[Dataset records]
****************
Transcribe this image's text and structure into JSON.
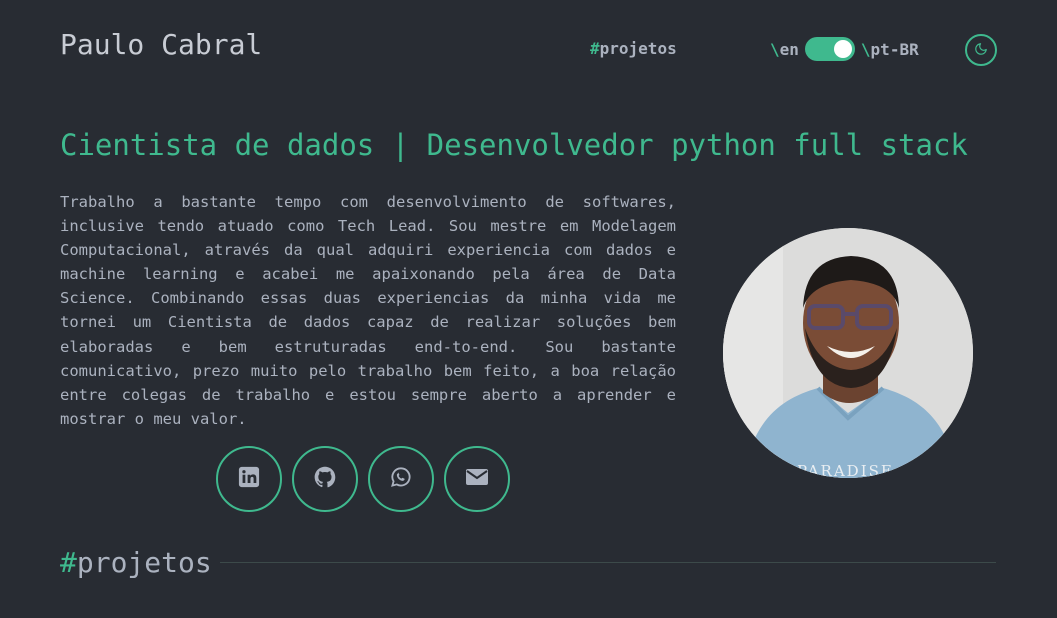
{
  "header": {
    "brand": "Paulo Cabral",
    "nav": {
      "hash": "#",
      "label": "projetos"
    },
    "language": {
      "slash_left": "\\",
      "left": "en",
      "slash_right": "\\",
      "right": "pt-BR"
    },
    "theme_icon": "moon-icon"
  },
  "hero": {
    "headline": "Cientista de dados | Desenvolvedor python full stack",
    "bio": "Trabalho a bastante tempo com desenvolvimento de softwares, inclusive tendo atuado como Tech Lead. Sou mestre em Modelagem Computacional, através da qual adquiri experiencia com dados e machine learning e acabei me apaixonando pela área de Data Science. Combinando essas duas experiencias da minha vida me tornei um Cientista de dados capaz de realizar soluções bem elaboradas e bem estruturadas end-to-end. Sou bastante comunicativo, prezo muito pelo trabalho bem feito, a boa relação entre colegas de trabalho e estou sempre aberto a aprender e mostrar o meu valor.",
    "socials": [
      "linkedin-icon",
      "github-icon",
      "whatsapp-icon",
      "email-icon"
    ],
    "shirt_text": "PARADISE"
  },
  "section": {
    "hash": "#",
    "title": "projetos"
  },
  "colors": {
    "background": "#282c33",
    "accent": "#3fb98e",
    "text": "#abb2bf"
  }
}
****************
Your objective: The data above needs to be retyped exactly, with the images left out.

Written solution:
Transcribe this image's text and structure into JSON.
{
  "header": {
    "brand": "Paulo Cabral",
    "nav": {
      "hash": "#",
      "label": "projetos"
    },
    "language": {
      "slash_left": "\\",
      "left": "en",
      "slash_right": "\\",
      "right": "pt-BR"
    },
    "theme_icon": "moon-icon"
  },
  "hero": {
    "headline": "Cientista de dados | Desenvolvedor python full stack",
    "bio": "Trabalho a bastante tempo com desenvolvimento de softwares, inclusive tendo atuado como Tech Lead. Sou mestre em Modelagem Computacional, através da qual adquiri experiencia com dados e machine learning e acabei me apaixonando pela área de Data Science. Combinando essas duas experiencias da minha vida me tornei um Cientista de dados capaz de realizar soluções bem elaboradas e bem estruturadas end-to-end. Sou bastante comunicativo, prezo muito pelo trabalho bem feito, a boa relação entre colegas de trabalho e estou sempre aberto a aprender e mostrar o meu valor.",
    "socials": [
      "linkedin-icon",
      "github-icon",
      "whatsapp-icon",
      "email-icon"
    ],
    "shirt_text": "PARADISE"
  },
  "section": {
    "hash": "#",
    "title": "projetos"
  },
  "colors": {
    "background": "#282c33",
    "accent": "#3fb98e",
    "text": "#abb2bf"
  }
}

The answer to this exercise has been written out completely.